**Task description**
List each line in which the string "recurrence" appears.

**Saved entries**
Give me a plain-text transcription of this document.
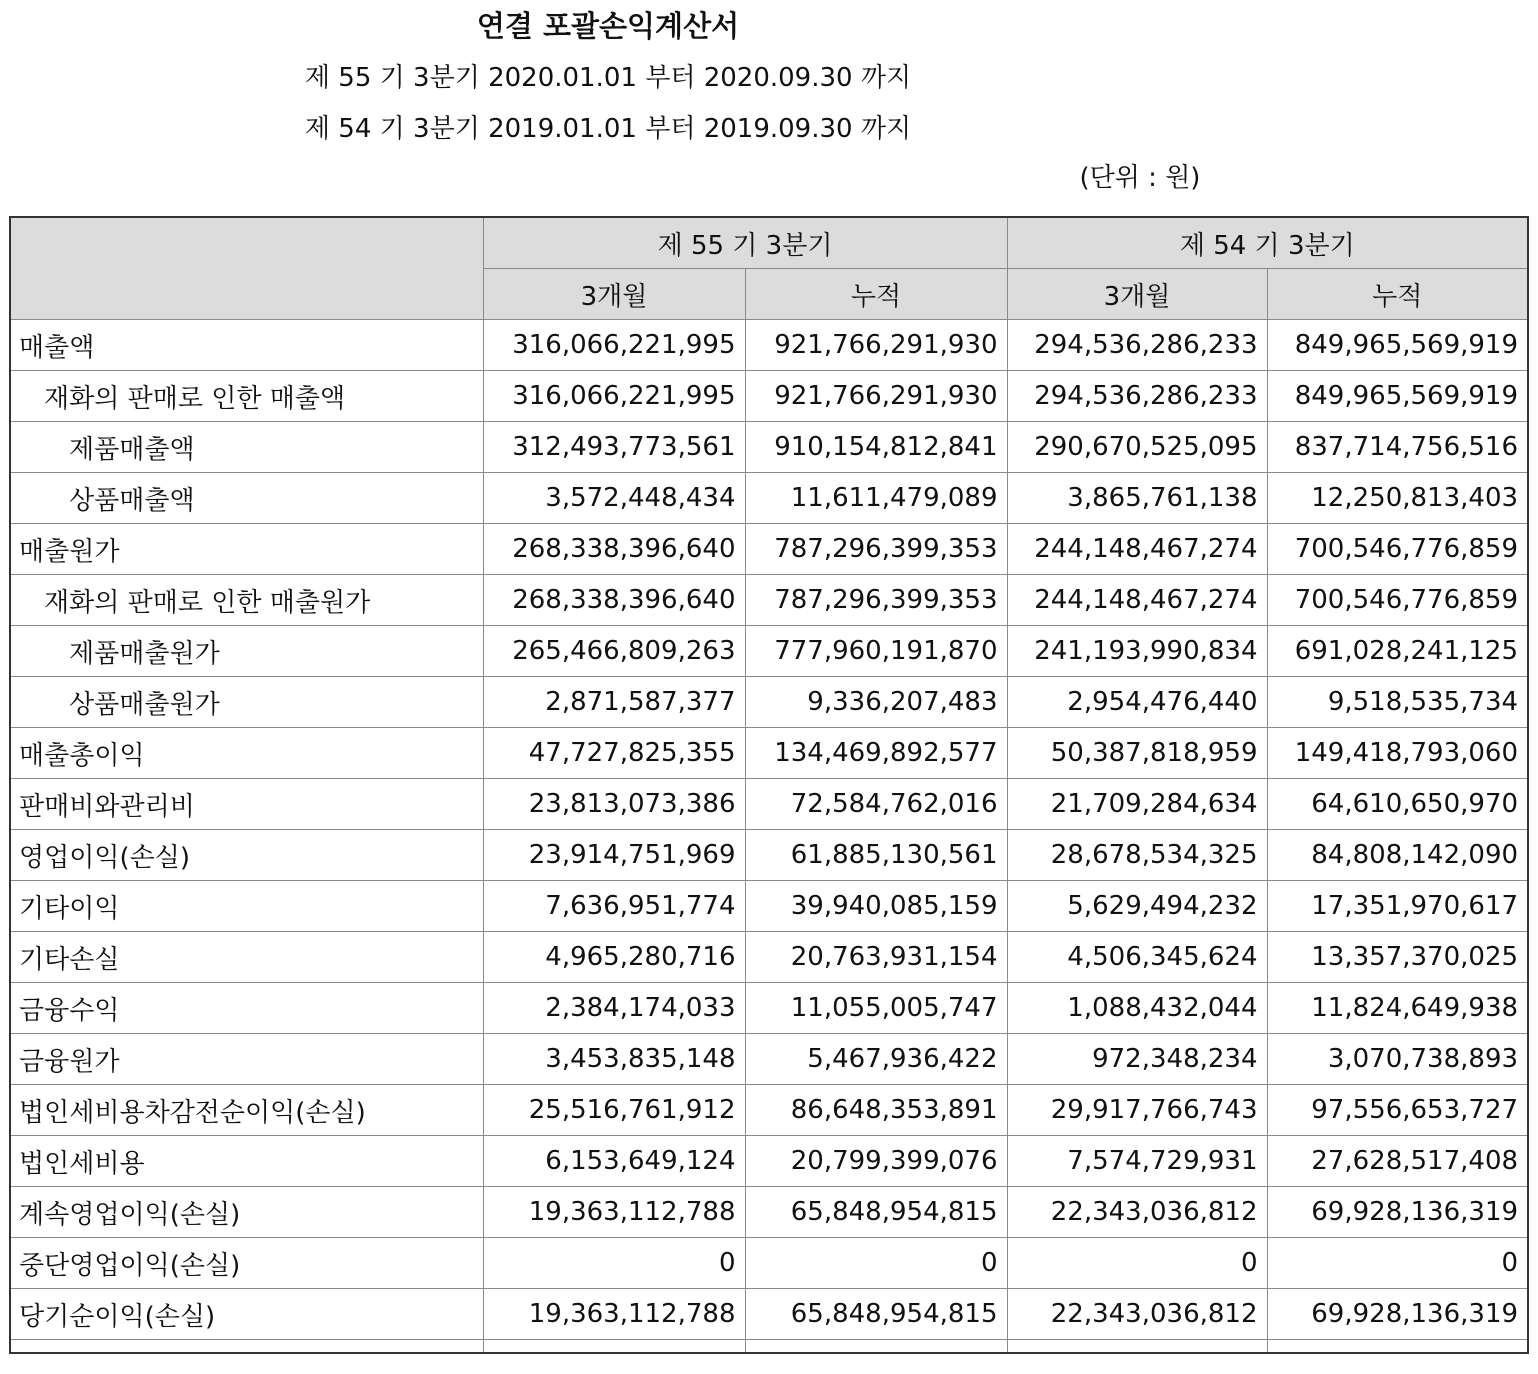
연결 포괄손익계산서
제 55 기 3분기 2020.01.01 부터 2020.09.30 까지
제 54 기 3분기 2019.01.01 부터 2019.09.30 까지
(단위 : 원)
	제 55 기 3분기		제 54 기 3분기	
	3개월	누적	3개월	누적
매출액	316,066,221,995	921,766,291,930	294,536,286,233	849,965,569,919
재화의 판매로 인한 매출액	316,066,221,995	921,766,291,930	294,536,286,233	849,965,569,919
제품매출액	312,493,773,561	910,154,812,841	290,670,525,095	837,714,756,516
상품매출액	3,572,448,434	11,611,479,089	3,865,761,138	12,250,813,403
매출원가	268,338,396,640	787,296,399,353	244,148,467,274	700,546,776,859
재화의 판매로 인한 매출원가	268,338,396,640	787,296,399,353	244,148,467,274	700,546,776,859
제품매출원가	265,466,809,263	777,960,191,870	241,193,990,834	691,028,241,125
상품매출원가	2,871,587,377	9,336,207,483	2,954,476,440	9,518,535,734
매출총이익	47,727,825,355	134,469,892,577	50,387,818,959	149,418,793,060
판매비와관리비	23,813,073,386	72,584,762,016	21,709,284,634	64,610,650,970
영업이익(손실)	23,914,751,969	61,885,130,561	28,678,534,325	84,808,142,090
기타이익	7,636,951,774	39,940,085,159	5,629,494,232	17,351,970,617
기타손실	4,965,280,716	20,763,931,154	4,506,345,624	13,357,370,025
금융수익	2,384,174,033	11,055,005,747	1,088,432,044	11,824,649,938
금융원가	3,453,835,148	5,467,936,422	972,348,234	3,070,738,893
법인세비용차감전순이익(손실)	25,516,761,912	86,648,353,891	29,917,766,743	97,556,653,727
법인세비용	6,153,649,124	20,799,399,076	7,574,729,931	27,628,517,408
계속영업이익(손실)	19,363,112,788	65,848,954,815	22,343,036,812	69,928,136,319
중단영업이익(손실)	0	0	0	0
당기순이익(손실)	19,363,112,788	65,848,954,815	22,343,036,812	69,928,136,319
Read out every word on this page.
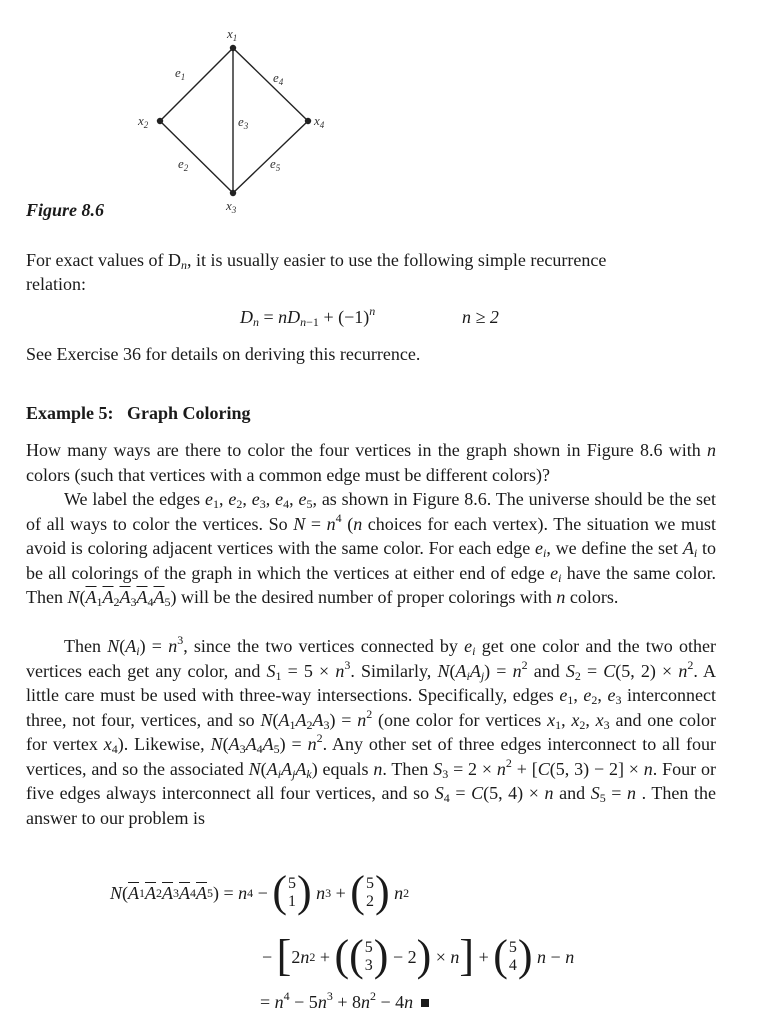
$x_1$
$x_2$
$x_3$
$x_4$
$e_1$	$e_4$
$e_3$
$e_2$	$e_5$
Figure 8.6
For exact values of $D_n$, it is usually easier to use the following simple recurrence
relation:
$D_n = nD_{n-1} + (-1)^n$	n ≥ 2
See Exercise 36 for details on deriving this recurrence.
Example 5:   Graph Coloring
How many ways are there to color the four vertices in the graph shown in Figure 8.6 with n colors (such that vertices with a common edge must be different colors)?
We label the edges $e_1$, $e_2$, $e_3$, $e_4$, $e_5$, as shown in Figure 8.6. The universe should be the set of all ways to color the vertices. So $N = n^4$ (n choices for each vertex). The situation we must avoid is coloring adjacent vertices with the same color. For each edge $e_i$, we define the set $A_i$ to be all colorings of the graph in which the vertices at either end of edge $e_i$ have the same color. Then $N(\overline{A}_1\overline{A}_2\overline{A}_3\overline{A}_4\overline{A}_5)$ will be the desired number of proper colorings with n colors.
Then $N(A_i) = n^3$, since the two vertices connected by $e_i$ get one color and the two other vertices each get any color, and $S_1 = 5 \times n^3$. Similarly, $N(A_iA_j) = n^2$ and $S_2 = C(5$, $2) \times n^2$. A little care must be used with three-way intersections. Specifically, edges $e_1$, $e_2$, $e_3$ interconnect three, not four, vertices, and so $N(A_1A_2A_3) = n^2$ (one color for vertices $x_1$, $x_2$, $x_3$ and one color for vertex $x_4$). Likewise, $N(A_3A_4A_5) = n^2$. Any other set of three edges interconnect to all four vertices, and so the associated $N(A_iA_jA_k)$ equals n. Then $S_3 = 2 \times n^2 + [C(5$, 3) − 2] × n. Four or five edges always interconnect all four vertices, and so $S_4 = C(5$, 4) × n and $S_5 = n$ . Then the answer to our problem is
N ( $\overline{A}$ 1 $\overline{A}$ 2 $\overline{A}$ 3 $\overline{A}$ 4 $\overline{A}$ 5 ) = n 4 − ( 5
1 )
n 3 + ( 5
2 )
n 2
− [ 2 n 2 + ( ( 5
3 ) − 2 ) × n ] + ( 5
4 )
n − n
= $n^4 - 5n^3 + 8n^2 - 4n$
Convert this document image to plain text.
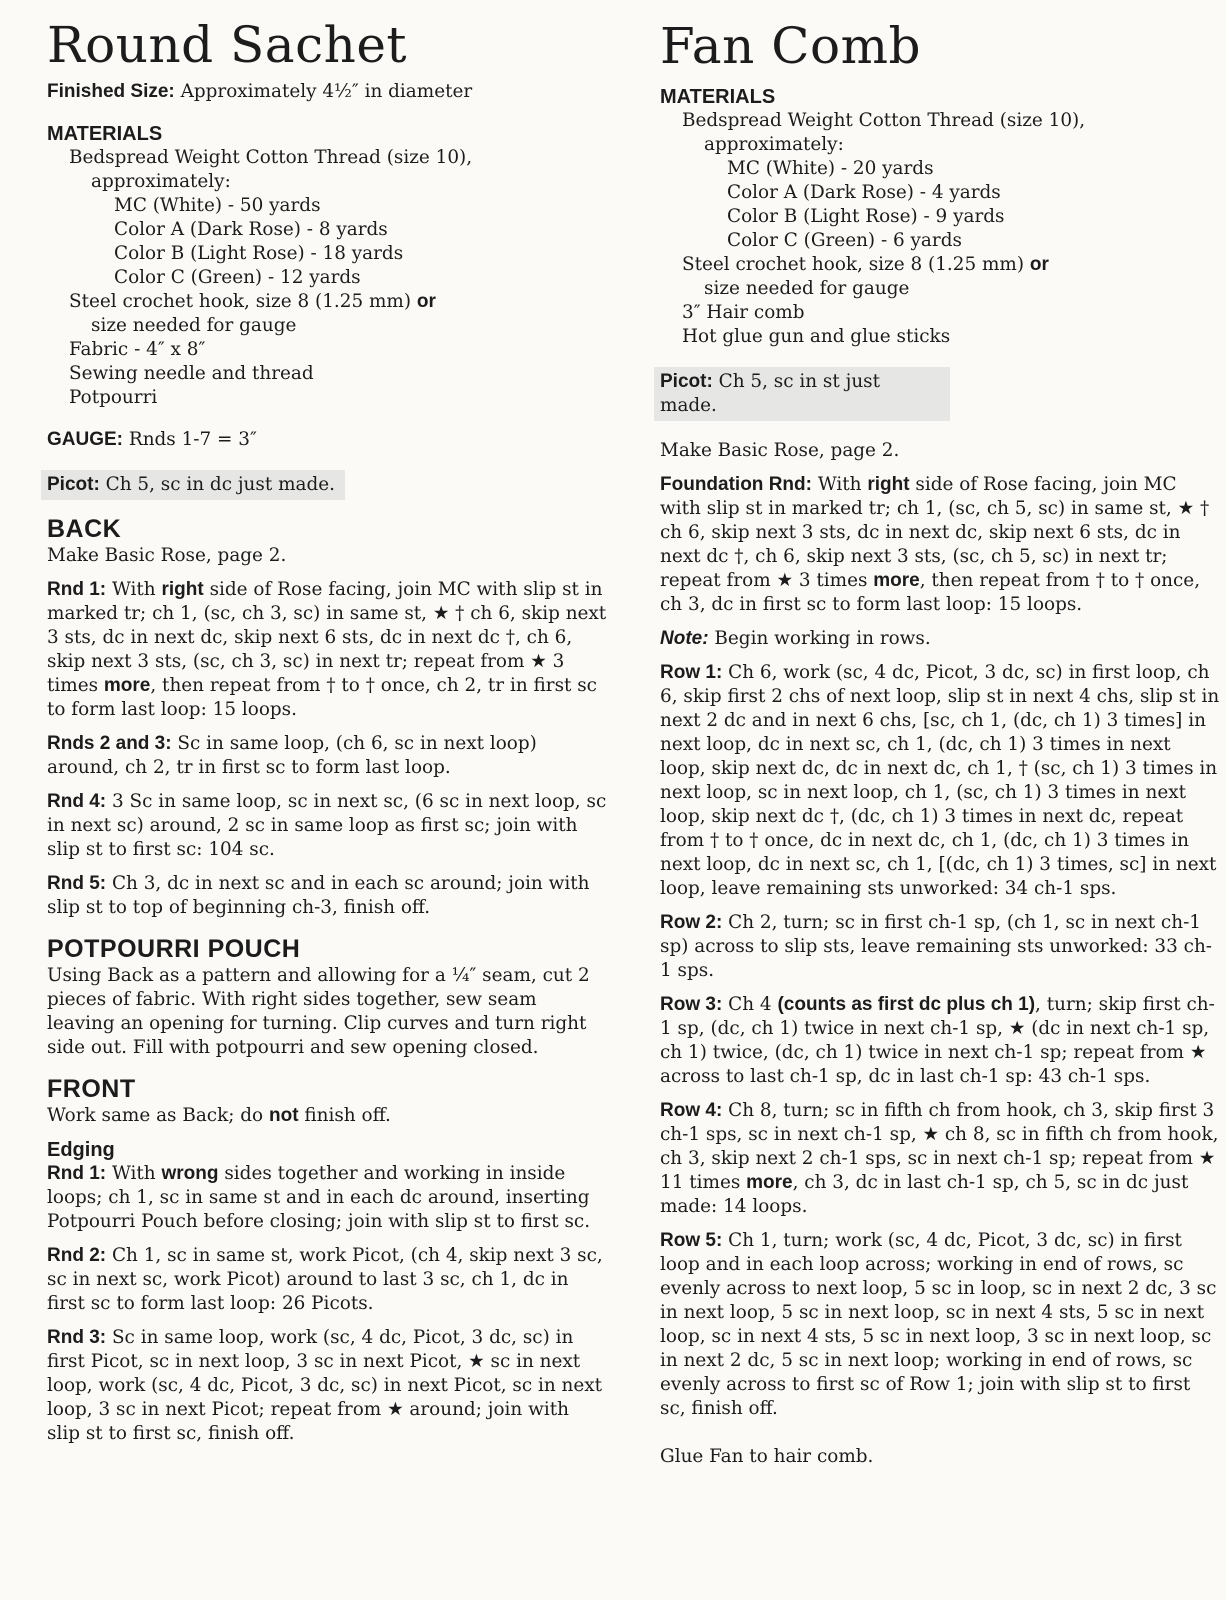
Round Sachet

Finished Size: Approximately 4½″ in diameter

MATERIALS

Bedspread Weight Cotton Thread (size 10),

approximately:

MC (White) - 50 yards

Color A (Dark Rose) - 8 yards

Color B (Light Rose) - 18 yards

Color C (Green) - 12 yards

Steel crochet hook, size 8 (1.25 mm) or

size needed for gauge

Fabric - 4″ x 8″

Sewing needle and thread

Potpourri

GAUGE: Rnds 1-7 = 3″

Picot: Ch 5, sc in dc just made.
BACK

Make Basic Rose, page 2.

Rnd 1: With right side of Rose facing, join MC with slip st in marked tr; ch 1, (sc, ch 3, sc) in same st, ★ † ch 6, skip next 3 sts, dc in next dc, skip next 6 sts, dc in next dc †, ch 6, skip next 3 sts, (sc, ch 3, sc) in next tr; repeat from ★ 3 times more, then repeat from † to † once, ch 2, tr in first sc to form last loop: 15 loops.

Rnds 2 and 3: Sc in same loop, (ch 6, sc in next loop) around, ch 2, tr in first sc to form last loop.

Rnd 4: 3 Sc in same loop, sc in next sc, (6 sc in next loop, sc in next sc) around, 2 sc in same loop as first sc; join with slip st to first sc: 104 sc.

Rnd 5: Ch 3, dc in next sc and in each sc around; join with slip st to top of beginning ch-3, finish off.

POTPOURRI POUCH

Using Back as a pattern and allowing for a ¼″ seam, cut 2 pieces of fabric. With right sides together, sew seam leaving an opening for turning. Clip curves and turn right side out. Fill with potpourri and sew opening closed.

FRONT

Work same as Back; do not finish off.

Edging

Rnd 1: With wrong sides together and working in inside loops; ch 1, sc in same st and in each dc around, inserting Potpourri Pouch before closing; join with slip st to first sc.

Rnd 2: Ch 1, sc in same st, work Picot, (ch 4, skip next 3 sc, sc in next sc, work Picot) around to last 3 sc, ch 1, dc in first sc to form last loop: 26 Picots.

Rnd 3: Sc in same loop, work (sc, 4 dc, Picot, 3 dc, sc) in first Picot, sc in next loop, 3 sc in next Picot, ★ sc in next loop, work (sc, 4 dc, Picot, 3 dc, sc) in next Picot, sc in next loop, 3 sc in next Picot; repeat from ★ around; join with slip st to first sc, finish off.

Fan Comb
MATERIALS

Bedspread Weight Cotton Thread (size 10),

approximately:

MC (White) - 20 yards

Color A (Dark Rose) - 4 yards

Color B (Light Rose) - 9 yards

Color C (Green) - 6 yards

Steel crochet hook, size 8 (1.25 mm) or

size needed for gauge

3″ Hair comb

Hot glue gun and glue sticks

Picot: Ch 5, sc in st just made.

Make Basic Rose, page 2.

Foundation Rnd: With right side of Rose facing, join MC with slip st in marked tr; ch 1, (sc, ch 5, sc) in same st, ★ † ch 6, skip next 3 sts, dc in next dc, skip next 6 sts, dc in next dc †, ch 6, skip next 3 sts, (sc, ch 5, sc) in next tr; repeat from ★ 3 times more, then repeat from † to † once, ch 3, dc in first sc to form last loop: 15 loops.

Note: Begin working in rows.

Row 1: Ch 6, work (sc, 4 dc, Picot, 3 dc, sc) in first loop, ch 6, skip first 2 chs of next loop, slip st in next 4 chs, slip st in next 2 dc and in next 6 chs, [sc, ch 1, (dc, ch 1) 3 times] in next loop, dc in next sc, ch 1, (dc, ch 1) 3 times in next loop, skip next dc, dc in next dc, ch 1, † (sc, ch 1) 3 times in next loop, sc in next loop, ch 1, (sc, ch 1) 3 times in next loop, skip next dc †, (dc, ch 1) 3 times in next dc, repeat from † to † once, dc in next dc, ch 1, (dc, ch 1) 3 times in next loop, dc in next sc, ch 1, [(dc, ch 1) 3 times, sc] in next loop, leave remaining sts unworked: 34 ch-1 sps.

Row 2: Ch 2, turn; sc in first ch-1 sp, (ch 1, sc in next ch-1 sp) across to slip sts, leave remaining sts unworked: 33 ch-1 sps.

Row 3: Ch 4 (counts as first dc plus ch 1), turn; skip first ch-1 sp, (dc, ch 1) twice in next ch-1 sp, ★ (dc in next ch-1 sp, ch 1) twice, (dc, ch 1) twice in next ch-1 sp; repeat from ★ across to last ch-1 sp, dc in last ch-1 sp: 43 ch-1 sps.

Row 4: Ch 8, turn; sc in fifth ch from hook, ch 3, skip first 3 ch-1 sps, sc in next ch-1 sp, ★ ch 8, sc in fifth ch from hook, ch 3, skip next 2 ch-1 sps, sc in next ch-1 sp; repeat from ★ 11 times more, ch 3, dc in last ch-1 sp, ch 5, sc in dc just made: 14 loops.

Row 5: Ch 1, turn; work (sc, 4 dc, Picot, 3 dc, sc) in first loop and in each loop across; working in end of rows, sc evenly across to next loop, 5 sc in loop, sc in next 2 dc, 3 sc in next loop, 5 sc in next loop, sc in next 4 sts, 5 sc in next loop, sc in next 4 sts, 5 sc in next loop, 3 sc in next loop, sc in next 2 dc, 5 sc in next loop; working in end of rows, sc evenly across to first sc of Row 1; join with slip st to first sc, finish off.

Glue Fan to hair comb.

**Task answer**
For exact values of $D_n$, it is usually easier to use the following simple recurrence
See Exercise 36 for details on deriving this recurrence.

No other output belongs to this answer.